STATED TASK: Reproduce each line bearing the word "return".

Data items:
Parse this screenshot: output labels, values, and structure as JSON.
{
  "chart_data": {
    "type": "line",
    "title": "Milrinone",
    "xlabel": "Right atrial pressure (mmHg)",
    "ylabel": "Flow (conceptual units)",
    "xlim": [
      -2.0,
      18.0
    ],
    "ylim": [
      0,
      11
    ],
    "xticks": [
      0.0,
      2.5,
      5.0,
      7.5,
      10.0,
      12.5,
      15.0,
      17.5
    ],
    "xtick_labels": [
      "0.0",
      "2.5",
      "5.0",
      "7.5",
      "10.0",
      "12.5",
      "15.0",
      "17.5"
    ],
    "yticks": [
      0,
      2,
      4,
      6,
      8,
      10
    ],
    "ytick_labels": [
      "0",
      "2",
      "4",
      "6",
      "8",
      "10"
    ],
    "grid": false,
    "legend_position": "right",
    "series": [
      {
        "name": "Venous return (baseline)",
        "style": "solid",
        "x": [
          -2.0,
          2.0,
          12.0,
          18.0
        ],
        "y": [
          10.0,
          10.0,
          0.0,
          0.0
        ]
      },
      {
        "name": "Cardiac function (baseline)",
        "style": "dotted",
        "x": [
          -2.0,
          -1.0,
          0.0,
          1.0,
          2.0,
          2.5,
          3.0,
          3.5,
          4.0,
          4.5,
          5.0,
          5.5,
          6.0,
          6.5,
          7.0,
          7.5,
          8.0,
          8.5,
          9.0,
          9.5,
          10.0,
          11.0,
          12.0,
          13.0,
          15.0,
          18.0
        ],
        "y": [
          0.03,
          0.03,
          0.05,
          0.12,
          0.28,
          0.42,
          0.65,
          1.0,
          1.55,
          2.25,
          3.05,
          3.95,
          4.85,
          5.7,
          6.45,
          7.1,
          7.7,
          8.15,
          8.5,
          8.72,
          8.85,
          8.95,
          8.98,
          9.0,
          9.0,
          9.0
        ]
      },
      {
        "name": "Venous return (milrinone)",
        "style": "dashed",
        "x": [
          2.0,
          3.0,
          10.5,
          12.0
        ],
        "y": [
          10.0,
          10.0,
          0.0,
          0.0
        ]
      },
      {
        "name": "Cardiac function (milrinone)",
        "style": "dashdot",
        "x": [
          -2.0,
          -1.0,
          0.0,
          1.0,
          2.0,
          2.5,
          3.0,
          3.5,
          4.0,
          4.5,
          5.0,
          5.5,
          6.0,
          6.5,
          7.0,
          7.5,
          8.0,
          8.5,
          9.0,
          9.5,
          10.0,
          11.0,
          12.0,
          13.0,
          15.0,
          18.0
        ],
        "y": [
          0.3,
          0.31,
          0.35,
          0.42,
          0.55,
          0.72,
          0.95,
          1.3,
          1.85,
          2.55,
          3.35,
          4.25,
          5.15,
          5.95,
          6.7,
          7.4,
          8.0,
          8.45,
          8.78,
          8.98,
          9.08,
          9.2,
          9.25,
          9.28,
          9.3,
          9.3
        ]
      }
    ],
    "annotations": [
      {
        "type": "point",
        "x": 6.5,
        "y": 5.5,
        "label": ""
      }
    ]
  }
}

FINISHED ANSWER:
        "name": "Venous return (baseline)",
        "name": "Venous return (milrinone)",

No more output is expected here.